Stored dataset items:
....
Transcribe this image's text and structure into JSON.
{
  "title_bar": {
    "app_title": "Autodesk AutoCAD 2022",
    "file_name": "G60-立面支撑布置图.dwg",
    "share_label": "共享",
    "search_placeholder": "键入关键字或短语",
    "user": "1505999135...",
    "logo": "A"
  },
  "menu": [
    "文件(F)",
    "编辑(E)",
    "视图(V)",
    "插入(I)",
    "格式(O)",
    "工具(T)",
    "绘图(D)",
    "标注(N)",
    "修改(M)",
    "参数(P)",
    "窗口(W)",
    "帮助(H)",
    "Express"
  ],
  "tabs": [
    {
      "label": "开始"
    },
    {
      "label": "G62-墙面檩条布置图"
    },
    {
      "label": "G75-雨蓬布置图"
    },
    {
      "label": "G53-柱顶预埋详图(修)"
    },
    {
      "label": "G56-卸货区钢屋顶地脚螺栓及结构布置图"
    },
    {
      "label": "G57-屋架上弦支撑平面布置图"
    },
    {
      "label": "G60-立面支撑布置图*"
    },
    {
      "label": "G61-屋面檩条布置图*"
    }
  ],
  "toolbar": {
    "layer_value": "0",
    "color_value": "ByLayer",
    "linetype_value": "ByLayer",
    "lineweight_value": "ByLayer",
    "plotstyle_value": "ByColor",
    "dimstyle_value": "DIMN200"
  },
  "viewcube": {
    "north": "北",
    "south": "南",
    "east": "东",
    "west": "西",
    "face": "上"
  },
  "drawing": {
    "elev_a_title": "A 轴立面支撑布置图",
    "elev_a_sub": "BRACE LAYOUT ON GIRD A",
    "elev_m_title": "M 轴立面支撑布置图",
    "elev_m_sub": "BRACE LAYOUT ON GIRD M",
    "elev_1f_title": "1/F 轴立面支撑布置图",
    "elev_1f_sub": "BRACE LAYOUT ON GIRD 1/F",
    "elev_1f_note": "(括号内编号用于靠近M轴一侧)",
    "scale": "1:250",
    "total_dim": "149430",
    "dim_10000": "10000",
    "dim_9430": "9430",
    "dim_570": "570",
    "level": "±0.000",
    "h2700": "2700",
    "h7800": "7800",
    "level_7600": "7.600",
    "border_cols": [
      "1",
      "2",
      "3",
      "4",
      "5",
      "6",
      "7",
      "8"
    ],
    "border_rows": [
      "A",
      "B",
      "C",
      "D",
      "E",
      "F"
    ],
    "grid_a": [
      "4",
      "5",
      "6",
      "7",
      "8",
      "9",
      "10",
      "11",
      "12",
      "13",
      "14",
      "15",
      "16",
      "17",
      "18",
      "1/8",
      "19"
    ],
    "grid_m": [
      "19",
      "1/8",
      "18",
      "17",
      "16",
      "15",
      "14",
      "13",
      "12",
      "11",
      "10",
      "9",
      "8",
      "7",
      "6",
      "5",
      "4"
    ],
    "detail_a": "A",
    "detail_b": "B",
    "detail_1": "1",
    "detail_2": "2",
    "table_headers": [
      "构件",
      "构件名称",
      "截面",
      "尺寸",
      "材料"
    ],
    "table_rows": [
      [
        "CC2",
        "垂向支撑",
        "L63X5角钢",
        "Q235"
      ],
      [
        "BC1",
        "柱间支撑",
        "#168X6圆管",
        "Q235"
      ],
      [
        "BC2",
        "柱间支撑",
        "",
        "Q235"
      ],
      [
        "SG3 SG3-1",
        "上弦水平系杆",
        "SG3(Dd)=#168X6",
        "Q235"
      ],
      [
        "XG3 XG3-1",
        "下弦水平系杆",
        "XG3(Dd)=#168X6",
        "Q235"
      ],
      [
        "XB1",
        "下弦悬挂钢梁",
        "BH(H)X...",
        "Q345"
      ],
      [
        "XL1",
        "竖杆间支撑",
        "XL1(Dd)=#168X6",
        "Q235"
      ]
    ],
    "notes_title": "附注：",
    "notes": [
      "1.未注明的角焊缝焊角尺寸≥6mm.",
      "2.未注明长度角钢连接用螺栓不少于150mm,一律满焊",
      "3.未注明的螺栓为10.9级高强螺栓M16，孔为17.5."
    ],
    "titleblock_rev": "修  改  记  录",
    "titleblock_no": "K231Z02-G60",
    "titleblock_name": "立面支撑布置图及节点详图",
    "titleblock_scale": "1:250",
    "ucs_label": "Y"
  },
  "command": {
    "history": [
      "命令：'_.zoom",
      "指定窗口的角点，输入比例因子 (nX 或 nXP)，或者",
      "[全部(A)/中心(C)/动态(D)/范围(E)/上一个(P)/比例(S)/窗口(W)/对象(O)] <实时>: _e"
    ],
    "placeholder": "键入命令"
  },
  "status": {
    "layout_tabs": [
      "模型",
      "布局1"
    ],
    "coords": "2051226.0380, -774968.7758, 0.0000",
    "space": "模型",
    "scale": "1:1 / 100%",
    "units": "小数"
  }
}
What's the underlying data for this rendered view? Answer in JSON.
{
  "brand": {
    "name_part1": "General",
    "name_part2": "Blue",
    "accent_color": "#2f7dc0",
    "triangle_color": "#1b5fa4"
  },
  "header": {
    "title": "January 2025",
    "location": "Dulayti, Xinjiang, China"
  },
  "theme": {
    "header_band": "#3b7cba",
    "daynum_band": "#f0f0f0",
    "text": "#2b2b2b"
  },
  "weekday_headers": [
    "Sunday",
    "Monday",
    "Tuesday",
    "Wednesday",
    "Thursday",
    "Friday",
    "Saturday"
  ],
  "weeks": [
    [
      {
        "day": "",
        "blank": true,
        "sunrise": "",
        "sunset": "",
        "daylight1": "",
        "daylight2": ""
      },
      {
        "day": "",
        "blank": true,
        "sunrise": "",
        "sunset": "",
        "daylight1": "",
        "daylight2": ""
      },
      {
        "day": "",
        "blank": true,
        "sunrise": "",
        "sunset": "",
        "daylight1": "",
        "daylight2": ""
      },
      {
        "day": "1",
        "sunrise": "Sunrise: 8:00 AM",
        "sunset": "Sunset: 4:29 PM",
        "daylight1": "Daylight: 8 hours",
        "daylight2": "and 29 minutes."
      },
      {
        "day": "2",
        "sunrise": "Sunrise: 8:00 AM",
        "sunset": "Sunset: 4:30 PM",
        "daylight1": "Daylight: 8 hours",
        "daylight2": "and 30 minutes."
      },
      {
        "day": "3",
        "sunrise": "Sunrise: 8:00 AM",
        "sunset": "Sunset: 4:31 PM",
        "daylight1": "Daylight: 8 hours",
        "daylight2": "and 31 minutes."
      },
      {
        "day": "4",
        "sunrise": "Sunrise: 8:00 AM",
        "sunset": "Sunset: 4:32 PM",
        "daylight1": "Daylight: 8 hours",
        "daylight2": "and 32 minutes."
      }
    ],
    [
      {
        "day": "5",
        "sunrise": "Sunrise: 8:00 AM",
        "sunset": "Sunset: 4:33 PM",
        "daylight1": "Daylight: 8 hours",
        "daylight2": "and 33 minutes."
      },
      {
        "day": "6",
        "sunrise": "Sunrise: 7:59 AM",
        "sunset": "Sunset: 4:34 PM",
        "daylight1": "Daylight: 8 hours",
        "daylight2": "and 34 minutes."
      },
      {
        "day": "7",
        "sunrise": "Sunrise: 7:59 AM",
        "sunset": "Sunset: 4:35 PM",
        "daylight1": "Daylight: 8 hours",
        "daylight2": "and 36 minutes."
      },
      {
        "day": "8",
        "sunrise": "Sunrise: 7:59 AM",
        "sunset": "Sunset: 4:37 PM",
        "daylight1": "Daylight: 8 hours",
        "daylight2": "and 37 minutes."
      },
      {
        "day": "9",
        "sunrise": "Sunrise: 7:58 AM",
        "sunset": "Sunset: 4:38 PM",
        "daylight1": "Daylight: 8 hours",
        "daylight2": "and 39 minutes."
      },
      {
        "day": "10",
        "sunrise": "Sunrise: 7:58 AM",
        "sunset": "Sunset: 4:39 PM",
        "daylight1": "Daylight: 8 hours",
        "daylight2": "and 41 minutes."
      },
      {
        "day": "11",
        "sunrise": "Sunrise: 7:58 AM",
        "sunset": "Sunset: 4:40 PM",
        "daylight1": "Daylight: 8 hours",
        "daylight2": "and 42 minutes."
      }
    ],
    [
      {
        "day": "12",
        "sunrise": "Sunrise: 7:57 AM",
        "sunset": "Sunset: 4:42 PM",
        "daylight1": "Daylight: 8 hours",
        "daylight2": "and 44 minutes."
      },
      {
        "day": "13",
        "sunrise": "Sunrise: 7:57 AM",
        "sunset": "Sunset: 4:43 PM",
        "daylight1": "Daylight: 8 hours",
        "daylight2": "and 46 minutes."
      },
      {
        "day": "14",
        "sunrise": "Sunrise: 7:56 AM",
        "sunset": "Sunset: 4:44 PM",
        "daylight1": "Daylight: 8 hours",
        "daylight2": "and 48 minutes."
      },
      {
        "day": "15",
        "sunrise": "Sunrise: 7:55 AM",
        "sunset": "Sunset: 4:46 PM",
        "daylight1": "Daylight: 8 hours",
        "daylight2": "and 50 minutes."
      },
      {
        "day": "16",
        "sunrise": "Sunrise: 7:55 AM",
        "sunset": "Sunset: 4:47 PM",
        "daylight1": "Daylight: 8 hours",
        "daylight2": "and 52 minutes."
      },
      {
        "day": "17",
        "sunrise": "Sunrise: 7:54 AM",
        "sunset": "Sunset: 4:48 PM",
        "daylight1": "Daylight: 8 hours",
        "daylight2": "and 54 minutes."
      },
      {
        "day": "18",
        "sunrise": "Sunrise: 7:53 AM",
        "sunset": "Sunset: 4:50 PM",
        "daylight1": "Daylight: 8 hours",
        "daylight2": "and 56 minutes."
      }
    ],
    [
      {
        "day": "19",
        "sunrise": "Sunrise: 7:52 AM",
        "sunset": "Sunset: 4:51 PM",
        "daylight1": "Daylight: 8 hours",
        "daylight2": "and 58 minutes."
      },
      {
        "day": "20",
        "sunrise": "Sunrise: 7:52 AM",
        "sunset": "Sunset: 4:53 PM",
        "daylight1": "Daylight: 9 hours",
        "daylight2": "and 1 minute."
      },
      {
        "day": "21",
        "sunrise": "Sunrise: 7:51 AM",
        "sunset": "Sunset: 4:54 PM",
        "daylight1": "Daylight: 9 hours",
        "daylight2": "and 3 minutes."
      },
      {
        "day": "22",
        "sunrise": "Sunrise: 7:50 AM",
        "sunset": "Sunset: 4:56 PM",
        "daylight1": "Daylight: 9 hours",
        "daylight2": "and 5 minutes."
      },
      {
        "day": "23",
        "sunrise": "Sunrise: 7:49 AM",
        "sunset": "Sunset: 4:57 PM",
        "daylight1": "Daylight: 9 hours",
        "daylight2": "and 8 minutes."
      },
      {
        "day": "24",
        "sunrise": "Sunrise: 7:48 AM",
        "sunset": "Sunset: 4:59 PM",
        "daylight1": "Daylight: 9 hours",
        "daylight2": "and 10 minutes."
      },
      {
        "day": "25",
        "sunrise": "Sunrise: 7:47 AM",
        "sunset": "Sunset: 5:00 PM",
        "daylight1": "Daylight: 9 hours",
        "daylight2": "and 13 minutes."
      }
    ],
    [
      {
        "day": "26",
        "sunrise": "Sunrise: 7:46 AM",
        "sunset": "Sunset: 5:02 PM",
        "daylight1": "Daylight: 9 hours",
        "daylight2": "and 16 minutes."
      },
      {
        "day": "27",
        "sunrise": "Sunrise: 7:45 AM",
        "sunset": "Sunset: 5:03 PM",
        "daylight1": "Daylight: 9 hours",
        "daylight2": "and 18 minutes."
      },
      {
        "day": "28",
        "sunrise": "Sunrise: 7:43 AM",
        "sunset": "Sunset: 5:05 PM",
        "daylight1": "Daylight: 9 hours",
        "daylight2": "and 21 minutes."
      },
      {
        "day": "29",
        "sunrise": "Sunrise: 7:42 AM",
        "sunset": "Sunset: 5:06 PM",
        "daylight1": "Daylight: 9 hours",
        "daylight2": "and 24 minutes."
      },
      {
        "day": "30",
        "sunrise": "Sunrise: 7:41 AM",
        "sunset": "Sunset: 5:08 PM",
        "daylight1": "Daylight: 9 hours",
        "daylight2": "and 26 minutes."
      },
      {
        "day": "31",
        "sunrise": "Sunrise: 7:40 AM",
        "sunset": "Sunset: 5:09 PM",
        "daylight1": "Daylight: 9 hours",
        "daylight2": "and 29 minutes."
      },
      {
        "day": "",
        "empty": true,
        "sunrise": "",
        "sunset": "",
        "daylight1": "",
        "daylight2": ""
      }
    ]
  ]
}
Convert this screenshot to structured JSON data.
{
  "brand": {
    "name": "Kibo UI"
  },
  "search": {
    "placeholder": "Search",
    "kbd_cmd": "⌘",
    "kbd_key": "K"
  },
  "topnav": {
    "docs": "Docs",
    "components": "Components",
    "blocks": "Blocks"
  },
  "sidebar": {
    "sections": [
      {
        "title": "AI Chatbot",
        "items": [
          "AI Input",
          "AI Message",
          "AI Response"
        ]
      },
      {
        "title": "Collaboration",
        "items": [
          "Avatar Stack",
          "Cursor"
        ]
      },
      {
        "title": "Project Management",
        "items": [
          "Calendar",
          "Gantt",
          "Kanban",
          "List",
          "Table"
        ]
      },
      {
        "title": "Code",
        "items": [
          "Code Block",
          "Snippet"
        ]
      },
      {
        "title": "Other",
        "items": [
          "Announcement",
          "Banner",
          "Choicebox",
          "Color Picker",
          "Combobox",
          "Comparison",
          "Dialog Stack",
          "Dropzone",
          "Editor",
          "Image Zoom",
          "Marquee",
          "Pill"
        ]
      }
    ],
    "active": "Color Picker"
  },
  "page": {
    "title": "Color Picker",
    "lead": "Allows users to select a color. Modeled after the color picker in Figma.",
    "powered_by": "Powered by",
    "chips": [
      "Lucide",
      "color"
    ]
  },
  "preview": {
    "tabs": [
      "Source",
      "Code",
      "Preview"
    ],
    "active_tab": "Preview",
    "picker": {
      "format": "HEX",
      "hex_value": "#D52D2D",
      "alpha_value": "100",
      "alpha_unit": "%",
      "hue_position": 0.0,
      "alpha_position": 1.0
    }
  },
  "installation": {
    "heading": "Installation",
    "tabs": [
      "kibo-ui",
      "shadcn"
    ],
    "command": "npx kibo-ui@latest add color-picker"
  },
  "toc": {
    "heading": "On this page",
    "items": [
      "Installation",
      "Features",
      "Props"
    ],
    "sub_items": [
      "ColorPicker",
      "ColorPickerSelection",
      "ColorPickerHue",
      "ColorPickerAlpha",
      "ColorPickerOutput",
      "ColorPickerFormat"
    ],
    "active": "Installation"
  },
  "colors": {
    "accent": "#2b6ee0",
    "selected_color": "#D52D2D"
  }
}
....
* [Requirement]: Count each line of the data where the word "command" appears, then reply with the total only.

* [Exercise solution]: 2